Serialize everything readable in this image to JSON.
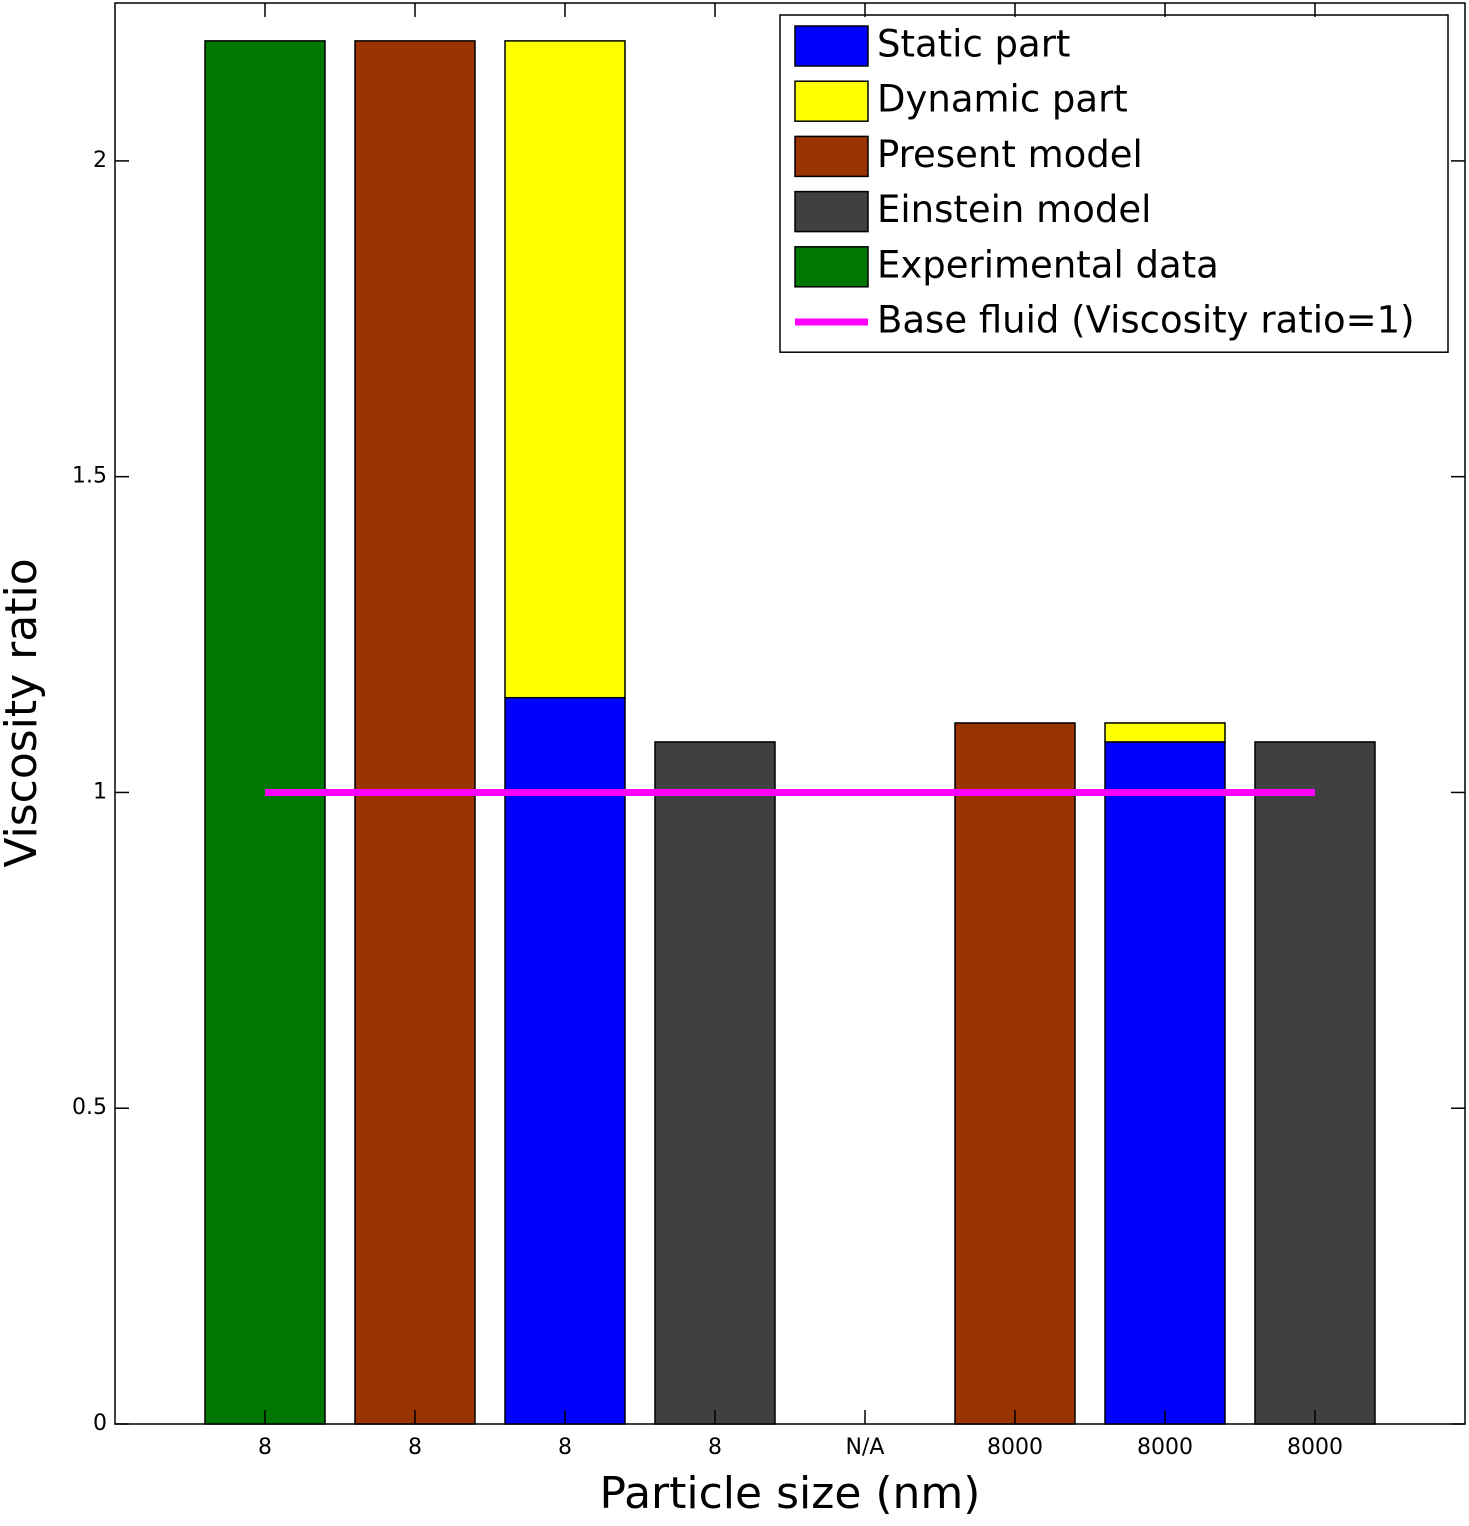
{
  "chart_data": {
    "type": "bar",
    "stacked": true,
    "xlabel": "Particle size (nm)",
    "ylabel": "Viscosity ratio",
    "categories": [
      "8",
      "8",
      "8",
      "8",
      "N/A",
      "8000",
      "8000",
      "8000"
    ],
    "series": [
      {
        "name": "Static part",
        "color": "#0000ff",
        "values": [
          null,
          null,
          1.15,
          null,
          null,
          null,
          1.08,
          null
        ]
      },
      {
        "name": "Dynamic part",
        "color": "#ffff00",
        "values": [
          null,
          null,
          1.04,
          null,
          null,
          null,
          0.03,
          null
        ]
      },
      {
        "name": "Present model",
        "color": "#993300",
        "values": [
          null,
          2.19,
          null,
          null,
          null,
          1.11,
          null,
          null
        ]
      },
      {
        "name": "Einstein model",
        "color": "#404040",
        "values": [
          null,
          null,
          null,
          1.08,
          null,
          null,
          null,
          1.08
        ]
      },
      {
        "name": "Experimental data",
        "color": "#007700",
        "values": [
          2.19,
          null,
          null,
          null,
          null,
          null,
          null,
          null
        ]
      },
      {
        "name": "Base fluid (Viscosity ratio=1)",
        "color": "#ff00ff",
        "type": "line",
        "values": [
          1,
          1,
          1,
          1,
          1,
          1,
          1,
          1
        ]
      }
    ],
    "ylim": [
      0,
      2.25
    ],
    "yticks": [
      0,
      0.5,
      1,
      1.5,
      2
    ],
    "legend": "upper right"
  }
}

...

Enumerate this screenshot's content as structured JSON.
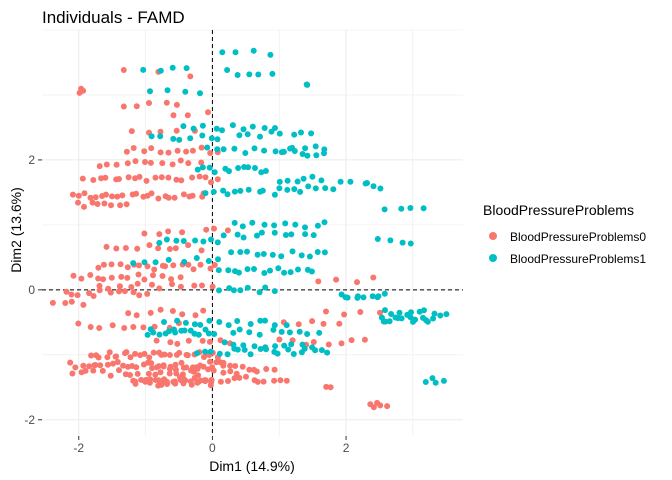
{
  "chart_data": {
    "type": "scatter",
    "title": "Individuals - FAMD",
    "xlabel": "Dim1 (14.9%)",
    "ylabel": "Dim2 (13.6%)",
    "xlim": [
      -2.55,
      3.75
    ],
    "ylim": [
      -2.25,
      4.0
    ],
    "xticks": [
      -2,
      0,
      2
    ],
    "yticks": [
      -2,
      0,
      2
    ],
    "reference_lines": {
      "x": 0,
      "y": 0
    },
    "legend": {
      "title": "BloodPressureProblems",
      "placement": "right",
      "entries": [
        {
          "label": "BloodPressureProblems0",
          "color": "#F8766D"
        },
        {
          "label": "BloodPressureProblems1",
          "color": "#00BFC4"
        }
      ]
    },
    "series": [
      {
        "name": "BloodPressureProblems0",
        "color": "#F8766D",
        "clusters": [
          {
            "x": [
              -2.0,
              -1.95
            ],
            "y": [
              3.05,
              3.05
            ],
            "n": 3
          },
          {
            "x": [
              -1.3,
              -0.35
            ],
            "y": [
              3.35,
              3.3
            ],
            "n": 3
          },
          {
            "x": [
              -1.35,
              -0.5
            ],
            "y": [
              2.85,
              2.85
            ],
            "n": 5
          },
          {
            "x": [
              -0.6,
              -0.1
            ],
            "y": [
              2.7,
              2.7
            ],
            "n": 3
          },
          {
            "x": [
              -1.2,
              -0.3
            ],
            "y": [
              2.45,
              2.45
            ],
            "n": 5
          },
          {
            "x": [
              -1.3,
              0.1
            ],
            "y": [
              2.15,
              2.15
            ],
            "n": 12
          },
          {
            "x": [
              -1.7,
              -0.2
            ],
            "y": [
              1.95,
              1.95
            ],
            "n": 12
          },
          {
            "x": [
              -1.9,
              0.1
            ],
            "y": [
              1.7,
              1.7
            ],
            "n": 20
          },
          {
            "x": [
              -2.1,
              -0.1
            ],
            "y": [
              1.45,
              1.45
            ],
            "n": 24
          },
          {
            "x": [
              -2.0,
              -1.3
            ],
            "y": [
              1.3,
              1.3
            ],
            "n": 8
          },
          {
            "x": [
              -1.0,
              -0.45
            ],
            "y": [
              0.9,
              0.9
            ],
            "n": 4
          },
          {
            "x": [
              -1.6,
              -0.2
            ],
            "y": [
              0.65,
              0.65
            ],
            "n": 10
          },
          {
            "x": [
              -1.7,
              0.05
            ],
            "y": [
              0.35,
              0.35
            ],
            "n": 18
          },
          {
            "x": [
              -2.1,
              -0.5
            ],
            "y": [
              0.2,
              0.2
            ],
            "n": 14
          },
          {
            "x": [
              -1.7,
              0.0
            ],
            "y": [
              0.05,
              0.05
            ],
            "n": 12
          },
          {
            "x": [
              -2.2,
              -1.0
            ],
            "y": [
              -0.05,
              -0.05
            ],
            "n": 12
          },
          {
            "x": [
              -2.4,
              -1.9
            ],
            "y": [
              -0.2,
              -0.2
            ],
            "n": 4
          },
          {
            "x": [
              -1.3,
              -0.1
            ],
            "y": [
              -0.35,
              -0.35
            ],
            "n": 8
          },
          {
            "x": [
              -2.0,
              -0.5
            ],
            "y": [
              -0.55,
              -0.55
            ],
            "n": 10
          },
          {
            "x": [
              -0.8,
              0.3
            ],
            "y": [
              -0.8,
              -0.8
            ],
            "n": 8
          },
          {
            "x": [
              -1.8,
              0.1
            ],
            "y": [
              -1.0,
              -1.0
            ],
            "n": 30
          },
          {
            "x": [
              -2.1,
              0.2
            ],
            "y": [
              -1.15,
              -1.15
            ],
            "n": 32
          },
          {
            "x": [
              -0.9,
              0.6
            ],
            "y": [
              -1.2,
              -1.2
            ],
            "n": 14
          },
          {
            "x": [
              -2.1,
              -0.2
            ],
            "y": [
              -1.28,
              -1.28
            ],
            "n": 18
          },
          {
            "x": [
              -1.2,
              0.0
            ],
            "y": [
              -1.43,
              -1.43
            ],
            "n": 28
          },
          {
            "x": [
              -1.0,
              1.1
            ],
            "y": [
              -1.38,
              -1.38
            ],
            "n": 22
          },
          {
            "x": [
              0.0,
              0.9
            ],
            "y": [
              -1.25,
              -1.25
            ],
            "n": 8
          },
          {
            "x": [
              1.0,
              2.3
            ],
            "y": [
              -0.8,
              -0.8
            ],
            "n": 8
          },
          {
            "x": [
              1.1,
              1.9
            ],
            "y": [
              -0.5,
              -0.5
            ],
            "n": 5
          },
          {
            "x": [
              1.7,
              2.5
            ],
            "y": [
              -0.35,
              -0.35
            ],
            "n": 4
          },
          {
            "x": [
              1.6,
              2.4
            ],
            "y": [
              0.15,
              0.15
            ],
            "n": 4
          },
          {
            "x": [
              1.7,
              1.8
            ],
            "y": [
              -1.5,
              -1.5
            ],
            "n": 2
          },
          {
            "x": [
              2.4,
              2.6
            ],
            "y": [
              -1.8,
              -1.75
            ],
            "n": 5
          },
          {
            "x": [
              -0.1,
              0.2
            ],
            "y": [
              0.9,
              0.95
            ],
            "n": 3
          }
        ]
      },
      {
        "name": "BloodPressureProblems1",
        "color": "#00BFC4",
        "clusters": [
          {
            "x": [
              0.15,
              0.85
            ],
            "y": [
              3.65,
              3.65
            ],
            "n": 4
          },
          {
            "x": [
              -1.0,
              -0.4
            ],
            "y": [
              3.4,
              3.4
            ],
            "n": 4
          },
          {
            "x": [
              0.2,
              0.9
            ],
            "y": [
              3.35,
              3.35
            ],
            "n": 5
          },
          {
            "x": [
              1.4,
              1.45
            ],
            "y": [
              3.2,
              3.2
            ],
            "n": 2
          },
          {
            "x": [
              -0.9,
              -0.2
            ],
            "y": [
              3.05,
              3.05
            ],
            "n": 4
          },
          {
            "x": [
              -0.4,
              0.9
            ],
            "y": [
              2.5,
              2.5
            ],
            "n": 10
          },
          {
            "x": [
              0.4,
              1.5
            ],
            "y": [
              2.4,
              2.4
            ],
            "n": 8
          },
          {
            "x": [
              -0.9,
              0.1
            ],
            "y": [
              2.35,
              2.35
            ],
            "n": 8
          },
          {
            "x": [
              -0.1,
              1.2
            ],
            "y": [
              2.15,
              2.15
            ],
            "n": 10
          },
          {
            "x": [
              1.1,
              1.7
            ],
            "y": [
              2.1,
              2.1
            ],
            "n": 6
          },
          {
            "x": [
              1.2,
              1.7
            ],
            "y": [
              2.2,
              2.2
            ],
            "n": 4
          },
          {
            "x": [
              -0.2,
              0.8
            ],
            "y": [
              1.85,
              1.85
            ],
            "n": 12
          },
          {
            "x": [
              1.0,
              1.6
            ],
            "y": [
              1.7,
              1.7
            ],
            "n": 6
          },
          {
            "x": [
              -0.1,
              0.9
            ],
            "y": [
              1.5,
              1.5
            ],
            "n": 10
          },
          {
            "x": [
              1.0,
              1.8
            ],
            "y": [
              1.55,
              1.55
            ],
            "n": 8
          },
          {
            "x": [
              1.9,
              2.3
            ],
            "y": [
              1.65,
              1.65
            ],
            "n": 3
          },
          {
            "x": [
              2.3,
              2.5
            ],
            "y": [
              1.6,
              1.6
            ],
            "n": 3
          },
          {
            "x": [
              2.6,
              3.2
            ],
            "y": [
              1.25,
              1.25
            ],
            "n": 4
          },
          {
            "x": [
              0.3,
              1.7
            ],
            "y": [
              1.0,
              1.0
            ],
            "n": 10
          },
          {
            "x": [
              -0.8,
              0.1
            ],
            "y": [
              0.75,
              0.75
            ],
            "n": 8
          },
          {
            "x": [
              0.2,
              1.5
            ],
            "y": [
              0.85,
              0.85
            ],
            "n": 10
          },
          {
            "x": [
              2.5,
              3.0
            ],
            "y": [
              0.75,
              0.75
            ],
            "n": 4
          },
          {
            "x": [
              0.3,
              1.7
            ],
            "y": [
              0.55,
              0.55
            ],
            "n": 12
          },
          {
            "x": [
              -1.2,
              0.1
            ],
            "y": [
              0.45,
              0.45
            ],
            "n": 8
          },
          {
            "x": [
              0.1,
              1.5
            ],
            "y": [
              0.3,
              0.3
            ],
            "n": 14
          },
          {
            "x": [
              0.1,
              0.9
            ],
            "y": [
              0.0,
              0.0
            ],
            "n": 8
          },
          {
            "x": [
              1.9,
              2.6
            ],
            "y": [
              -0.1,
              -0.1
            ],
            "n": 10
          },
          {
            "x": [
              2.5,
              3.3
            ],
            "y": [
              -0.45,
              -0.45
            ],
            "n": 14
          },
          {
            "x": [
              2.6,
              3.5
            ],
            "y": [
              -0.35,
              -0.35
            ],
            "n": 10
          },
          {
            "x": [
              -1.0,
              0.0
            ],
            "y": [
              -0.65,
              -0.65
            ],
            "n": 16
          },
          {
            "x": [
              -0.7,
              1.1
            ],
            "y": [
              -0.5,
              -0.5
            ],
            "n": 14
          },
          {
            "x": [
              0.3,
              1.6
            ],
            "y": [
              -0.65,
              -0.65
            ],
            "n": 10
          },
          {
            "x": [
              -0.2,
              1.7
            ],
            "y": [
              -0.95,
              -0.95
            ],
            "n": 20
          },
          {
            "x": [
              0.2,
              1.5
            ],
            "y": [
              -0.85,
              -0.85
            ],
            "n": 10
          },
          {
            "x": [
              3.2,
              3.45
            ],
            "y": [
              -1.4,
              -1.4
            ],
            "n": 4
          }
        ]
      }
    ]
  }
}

## Set task
Within the listing above, copy each line that has the string "color".

## Exercise response
        "color": "#0000ff",
        "color": "#ffff00",
        "color": "#993300",
        "color": "#404040",
        "color": "#007700",
        "color": "#ff00ff",
          "color": "#F8766D"
          "color": "#00BFC4"
        "color": "#F8766D",
        "color": "#00BFC4",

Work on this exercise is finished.